[YOUR OBJECTIVE]: Take the data below and repeat it exactly.
>> Begin
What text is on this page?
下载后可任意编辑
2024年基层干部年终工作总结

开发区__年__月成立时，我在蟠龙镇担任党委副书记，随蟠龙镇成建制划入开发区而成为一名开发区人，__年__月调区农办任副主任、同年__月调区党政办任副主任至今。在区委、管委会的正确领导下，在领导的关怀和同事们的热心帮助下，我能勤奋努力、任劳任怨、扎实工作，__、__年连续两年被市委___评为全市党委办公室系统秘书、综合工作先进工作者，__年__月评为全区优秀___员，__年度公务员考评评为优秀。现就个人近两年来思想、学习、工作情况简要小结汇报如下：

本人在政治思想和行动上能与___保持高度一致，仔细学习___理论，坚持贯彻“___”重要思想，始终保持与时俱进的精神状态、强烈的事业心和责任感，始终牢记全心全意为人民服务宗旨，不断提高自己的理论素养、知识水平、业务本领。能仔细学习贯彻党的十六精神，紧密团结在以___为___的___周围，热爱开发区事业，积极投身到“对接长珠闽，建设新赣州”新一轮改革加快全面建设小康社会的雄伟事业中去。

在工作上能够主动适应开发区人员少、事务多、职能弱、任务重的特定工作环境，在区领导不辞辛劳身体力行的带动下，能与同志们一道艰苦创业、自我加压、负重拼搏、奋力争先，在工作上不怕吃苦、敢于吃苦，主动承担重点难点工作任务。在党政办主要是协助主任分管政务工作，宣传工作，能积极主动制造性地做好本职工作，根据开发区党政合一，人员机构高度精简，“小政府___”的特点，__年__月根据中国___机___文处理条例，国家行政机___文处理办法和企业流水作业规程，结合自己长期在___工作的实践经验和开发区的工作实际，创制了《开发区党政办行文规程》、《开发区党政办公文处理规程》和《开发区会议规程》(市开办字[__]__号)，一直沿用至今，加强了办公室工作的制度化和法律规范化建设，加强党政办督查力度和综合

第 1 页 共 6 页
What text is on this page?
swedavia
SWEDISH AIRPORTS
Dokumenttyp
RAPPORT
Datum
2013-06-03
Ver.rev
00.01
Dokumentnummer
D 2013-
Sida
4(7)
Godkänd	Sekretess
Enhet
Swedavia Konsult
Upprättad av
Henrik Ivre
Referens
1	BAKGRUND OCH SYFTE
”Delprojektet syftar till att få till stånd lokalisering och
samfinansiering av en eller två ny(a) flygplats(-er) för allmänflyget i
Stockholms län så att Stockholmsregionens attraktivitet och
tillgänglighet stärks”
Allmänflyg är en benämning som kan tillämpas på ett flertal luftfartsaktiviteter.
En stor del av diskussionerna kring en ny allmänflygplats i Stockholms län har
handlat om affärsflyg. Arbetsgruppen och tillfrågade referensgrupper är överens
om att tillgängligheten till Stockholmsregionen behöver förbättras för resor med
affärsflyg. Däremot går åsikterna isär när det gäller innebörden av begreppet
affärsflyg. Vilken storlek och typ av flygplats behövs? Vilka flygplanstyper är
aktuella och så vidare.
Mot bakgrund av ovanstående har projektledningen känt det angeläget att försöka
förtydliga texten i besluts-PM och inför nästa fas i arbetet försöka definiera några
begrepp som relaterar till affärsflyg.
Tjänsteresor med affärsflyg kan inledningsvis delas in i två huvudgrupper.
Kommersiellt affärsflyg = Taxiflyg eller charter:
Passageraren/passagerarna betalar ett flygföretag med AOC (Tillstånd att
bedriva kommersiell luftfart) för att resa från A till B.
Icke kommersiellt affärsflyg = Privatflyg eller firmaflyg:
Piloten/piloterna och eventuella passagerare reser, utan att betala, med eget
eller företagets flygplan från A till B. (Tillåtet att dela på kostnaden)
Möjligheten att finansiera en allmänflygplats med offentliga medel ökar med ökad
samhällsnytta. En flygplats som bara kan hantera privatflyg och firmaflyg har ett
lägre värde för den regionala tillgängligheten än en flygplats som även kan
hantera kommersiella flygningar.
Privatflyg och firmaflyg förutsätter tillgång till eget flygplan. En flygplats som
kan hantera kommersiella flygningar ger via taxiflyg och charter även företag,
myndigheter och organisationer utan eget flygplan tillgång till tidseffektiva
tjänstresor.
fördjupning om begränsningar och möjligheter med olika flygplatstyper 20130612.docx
>> End
[EXERCISE ANSWER]:
What text is on this page?
下载后可任意编辑
2024年基层干部年终工作总结

开发区__年__月成立时，我在蟠龙镇担任党委副书记，随蟠龙镇成建制划入开发区而成为一名开发区人，__年__月调区农办任副主任、同年__月调区党政办任副主任至今。在区委、管委会的正确领导下，在领导的关怀和同事们的热心帮助下，我能勤奋努力、任劳任怨、扎实工作，__、__年连续两年被市委___评为全市党委办公室系统秘书、综合工作先进工作者，__年__月评为全区优秀___员，__年度公务员考评评为优秀。现就个人近两年来思想、学习、工作情况简要小结汇报如下：

本人在政治思想和行动上能与___保持高度一致，仔细学习___理论，坚持贯彻“___”重要思想，始终保持与时俱进的精神状态、强烈的事业心和责任感，始终牢记全心全意为人民服务宗旨，不断提高自己的理论素养、知识水平、业务本领。能仔细学习贯彻党的十六精神，紧密团结在以___为___的___周围，热爱开发区事业，积极投身到“对接长珠闽，建设新赣州”新一轮改革加快全面建设小康社会的雄伟事业中去。

在工作上能够主动适应开发区人员少、事务多、职能弱、任务重的特定工作环境，在区领导不辞辛劳身体力行的带动下，能与同志们一道艰苦创业、自我加压、负重拼搏、奋力争先，在工作上不怕吃苦、敢于吃苦，主动承担重点难点工作任务。在党政办主要是协助主任分管政务工作，宣传工作，能积极主动制造性地做好本职工作，根据开发区党政合一，人员机构高度精简，“小政府___”的特点，__年__月根据中国___机___文处理条例，国家行政机___文处理办法和企业流水作业规程，结合自己长期在___工作的实践经验和开发区的工作实际，创制了《开发区党政办行文规程》、《开发区党政办公文处理规程》和《开发区会议规程》(市开办字[__]__号)，一直沿用至今，加强了办公室工作的制度化和法律规范化建设，加强党政办督查力度和综合

第 1 页 共 6 页
What text is on this page?
swedavia
SWEDISH AIRPORTS
Dokumenttyp
RAPPORT
Datum
2013-06-03
Ver.rev
00.01
Dokumentnummer
D 2013-
Sida
4(7)
Godkänd	Sekretess
Enhet
Swedavia Konsult
Upprättad av
Henrik Ivre
Referens
1	BAKGRUND OCH SYFTE
”Delprojektet syftar till att få till stånd lokalisering och
samfinansiering av en eller två ny(a) flygplats(-er) för allmänflyget i
Stockholms län så att Stockholmsregionens attraktivitet och
tillgänglighet stärks”
Allmänflyg är en benämning som kan tillämpas på ett flertal luftfartsaktiviteter.
En stor del av diskussionerna kring en ny allmänflygplats i Stockholms län har
handlat om affärsflyg. Arbetsgruppen och tillfrågade referensgrupper är överens
om att tillgängligheten till Stockholmsregionen behöver förbättras för resor med
affärsflyg. Däremot går åsikterna isär när det gäller innebörden av begreppet
affärsflyg. Vilken storlek och typ av flygplats behövs? Vilka flygplanstyper är
aktuella och så vidare.
Mot bakgrund av ovanstående har projektledningen känt det angeläget att försöka
förtydliga texten i besluts-PM och inför nästa fas i arbetet försöka definiera några
begrepp som relaterar till affärsflyg.
Tjänsteresor med affärsflyg kan inledningsvis delas in i två huvudgrupper.
Kommersiellt affärsflyg = Taxiflyg eller charter:
Passageraren/passagerarna betalar ett flygföretag med AOC (Tillstånd att
bedriva kommersiell luftfart) för att resa från A till B.
Icke kommersiellt affärsflyg = Privatflyg eller firmaflyg:
Piloten/piloterna och eventuella passagerare reser, utan att betala, med eget
eller företagets flygplan från A till B. (Tillåtet att dela på kostnaden)
Möjligheten att finansiera en allmänflygplats med offentliga medel ökar med ökad
samhällsnytta. En flygplats som bara kan hantera privatflyg och firmaflyg har ett
lägre värde för den regionala tillgängligheten än en flygplats som även kan
hantera kommersiella flygningar.
Privatflyg och firmaflyg förutsätter tillgång till eget flygplan. En flygplats som
kan hantera kommersiella flygningar ger via taxiflyg och charter även företag,
myndigheter och organisationer utan eget flygplan tillgång till tidseffektiva
tjänstresor.
fördjupning om begränsningar och möjligheter med olika flygplatstyper 20130612.docx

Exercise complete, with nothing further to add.